▶ [WHAT TO DO]
Transcribe each line of the records below exactly, excluding any embedded images.
— start of EXERCISE MATERIAL —
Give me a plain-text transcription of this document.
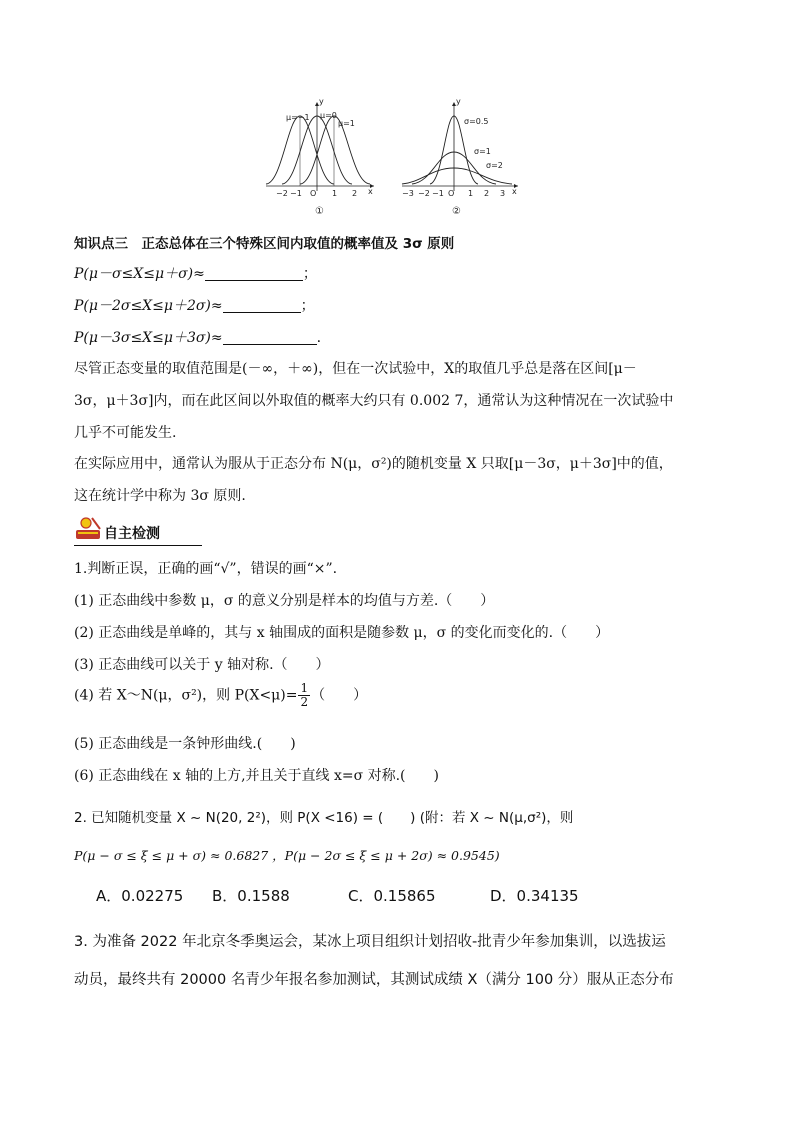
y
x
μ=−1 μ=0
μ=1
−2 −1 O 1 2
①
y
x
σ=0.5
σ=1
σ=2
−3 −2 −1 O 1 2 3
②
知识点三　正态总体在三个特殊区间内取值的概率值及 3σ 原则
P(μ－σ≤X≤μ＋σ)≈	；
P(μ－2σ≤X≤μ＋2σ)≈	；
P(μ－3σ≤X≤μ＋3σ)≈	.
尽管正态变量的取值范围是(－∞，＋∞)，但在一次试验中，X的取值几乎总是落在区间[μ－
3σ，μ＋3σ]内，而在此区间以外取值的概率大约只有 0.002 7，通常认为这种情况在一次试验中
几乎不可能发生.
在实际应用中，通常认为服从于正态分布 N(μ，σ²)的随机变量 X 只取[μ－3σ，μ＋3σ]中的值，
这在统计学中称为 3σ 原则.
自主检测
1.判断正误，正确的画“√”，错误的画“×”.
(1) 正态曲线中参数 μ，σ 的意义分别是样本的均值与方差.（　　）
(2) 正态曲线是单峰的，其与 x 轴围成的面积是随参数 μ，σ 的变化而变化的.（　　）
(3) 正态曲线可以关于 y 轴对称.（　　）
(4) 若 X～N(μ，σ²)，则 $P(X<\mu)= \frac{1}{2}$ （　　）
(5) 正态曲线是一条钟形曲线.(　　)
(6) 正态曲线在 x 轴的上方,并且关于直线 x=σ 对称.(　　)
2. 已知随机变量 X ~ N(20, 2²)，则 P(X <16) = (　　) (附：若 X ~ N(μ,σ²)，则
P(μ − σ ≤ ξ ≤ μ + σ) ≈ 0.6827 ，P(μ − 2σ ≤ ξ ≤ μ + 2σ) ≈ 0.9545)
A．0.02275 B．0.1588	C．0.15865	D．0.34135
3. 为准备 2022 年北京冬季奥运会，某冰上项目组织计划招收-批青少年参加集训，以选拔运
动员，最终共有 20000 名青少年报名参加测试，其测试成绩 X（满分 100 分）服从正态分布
— end of EXERCISE MATERIAL —
▶ [REPLY]
Give me a plain-text transcription of this document.
y
x
μ=−1 μ=0
μ=1
−2 −1 O 1 2
①
y
x
σ=0.5
σ=1
σ=2
−3 −2 −1 O 1 2 3
②
知识点三　正态总体在三个特殊区间内取值的概率值及 3σ 原则
P(μ－σ≤X≤μ＋σ)≈	；
P(μ－2σ≤X≤μ＋2σ)≈	；
P(μ－3σ≤X≤μ＋3σ)≈	.
尽管正态变量的取值范围是(－∞，＋∞)，但在一次试验中，X的取值几乎总是落在区间[μ－
3σ，μ＋3σ]内，而在此区间以外取值的概率大约只有 0.002 7，通常认为这种情况在一次试验中
几乎不可能发生.
在实际应用中，通常认为服从于正态分布 N(μ，σ²)的随机变量 X 只取[μ－3σ，μ＋3σ]中的值，
这在统计学中称为 3σ 原则.
自主检测
1.判断正误，正确的画“√”，错误的画“×”.
(1) 正态曲线中参数 μ，σ 的意义分别是样本的均值与方差.（　　）
(2) 正态曲线是单峰的，其与 x 轴围成的面积是随参数 μ，σ 的变化而变化的.（　　）
(3) 正态曲线可以关于 y 轴对称.（　　）
(4) 若 X～N(μ，σ²)，则 $P(X<\mu)= \frac{1}{2}$ （　　）
(5) 正态曲线是一条钟形曲线.(　　)
(6) 正态曲线在 x 轴的上方,并且关于直线 x=σ 对称.(　　)
2. 已知随机变量 X ~ N(20, 2²)，则 P(X <16) = (　　) (附：若 X ~ N(μ,σ²)，则
P(μ − σ ≤ ξ ≤ μ + σ) ≈ 0.6827 ，P(μ − 2σ ≤ ξ ≤ μ + 2σ) ≈ 0.9545)
A．0.02275 B．0.1588	C．0.15865	D．0.34135
3. 为准备 2022 年北京冬季奥运会，某冰上项目组织计划招收-批青少年参加集训，以选拔运
动员，最终共有 20000 名青少年报名参加测试，其测试成绩 X（满分 100 分）服从正态分布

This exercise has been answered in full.